━━ DATA FOR THE TASK ━━

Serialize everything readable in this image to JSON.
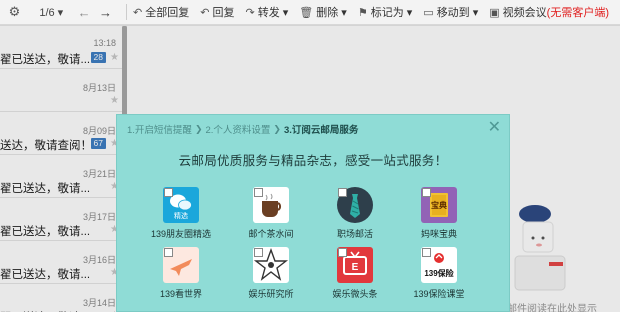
{
  "toolbar": {
    "page": "1/6",
    "buttons": [
      {
        "icon": "reply-all-icon",
        "glyph": "↶",
        "label": "全部回复"
      },
      {
        "icon": "reply-icon",
        "glyph": "↶",
        "label": "回复"
      },
      {
        "icon": "forward-icon",
        "glyph": "↷",
        "label": "转发 ▾"
      },
      {
        "icon": "trash-icon",
        "glyph": "🗑",
        "label": "删除 ▾"
      },
      {
        "icon": "flag-icon",
        "glyph": "⚑",
        "label": "标记为 ▾"
      },
      {
        "icon": "folder-icon",
        "glyph": "▭",
        "label": "移动到 ▾"
      },
      {
        "icon": "video-icon",
        "glyph": "▣",
        "label": "视频会议",
        "extra": "(无需客户端)"
      }
    ]
  },
  "mail_list": [
    {
      "subject": "翟已送达，敬请...",
      "date": "13:18",
      "badge": "28"
    },
    {
      "subject": "",
      "date": "8月13日",
      "badge": ""
    },
    {
      "subject": "送达，敬请查阅！",
      "date": "8月09日",
      "badge": "67"
    },
    {
      "subject": "翟已送达，敬请...",
      "date": "3月21日",
      "badge": ""
    },
    {
      "subject": "翟已送达，敬请...",
      "date": "3月17日",
      "badge": ""
    },
    {
      "subject": "翟已送达，敬请...",
      "date": "3月16日",
      "badge": ""
    },
    {
      "subject": "翟已送达，敬请...",
      "date": "3月14日",
      "badge": ""
    }
  ],
  "mascot_text": "邮件阅读在此处显示",
  "dialog": {
    "steps": [
      "1.开启短信提醒",
      "2.个人资料设置",
      "3.订阅云邮局服务"
    ],
    "title": "云邮局优质服务与精品杂志，感受一站式服务！",
    "items": [
      {
        "label": "139朋友圈精选",
        "icon": "wechat-icon",
        "caption": "精选"
      },
      {
        "label": "邮个茶水间",
        "icon": "coffee-cup-icon",
        "caption": ""
      },
      {
        "label": "职场邮活",
        "icon": "tie-icon",
        "caption": ""
      },
      {
        "label": "妈咪宝典",
        "icon": "book-icon",
        "caption": "宝典"
      },
      {
        "label": "139看世界",
        "icon": "airplane-icon",
        "caption": ""
      },
      {
        "label": "娱乐研究所",
        "icon": "star-icon",
        "caption": ""
      },
      {
        "label": "娱乐微头条",
        "icon": "tv-icon",
        "caption": ""
      },
      {
        "label": "139保险课堂",
        "icon": "insurance-logo-icon",
        "caption": "139保险"
      }
    ]
  }
}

━━━

● **EXERCISE DESCRIPTION**: In the lines above, find each one with "glyph" and list it.

● **ANSWER FOR THE TASK**:
        "glyph": "↶",
        "glyph": "↶",
        "glyph": "↷",
        "glyph": "🗑",
        "glyph": "⚑",
        "glyph": "▭",
        "glyph": "▣",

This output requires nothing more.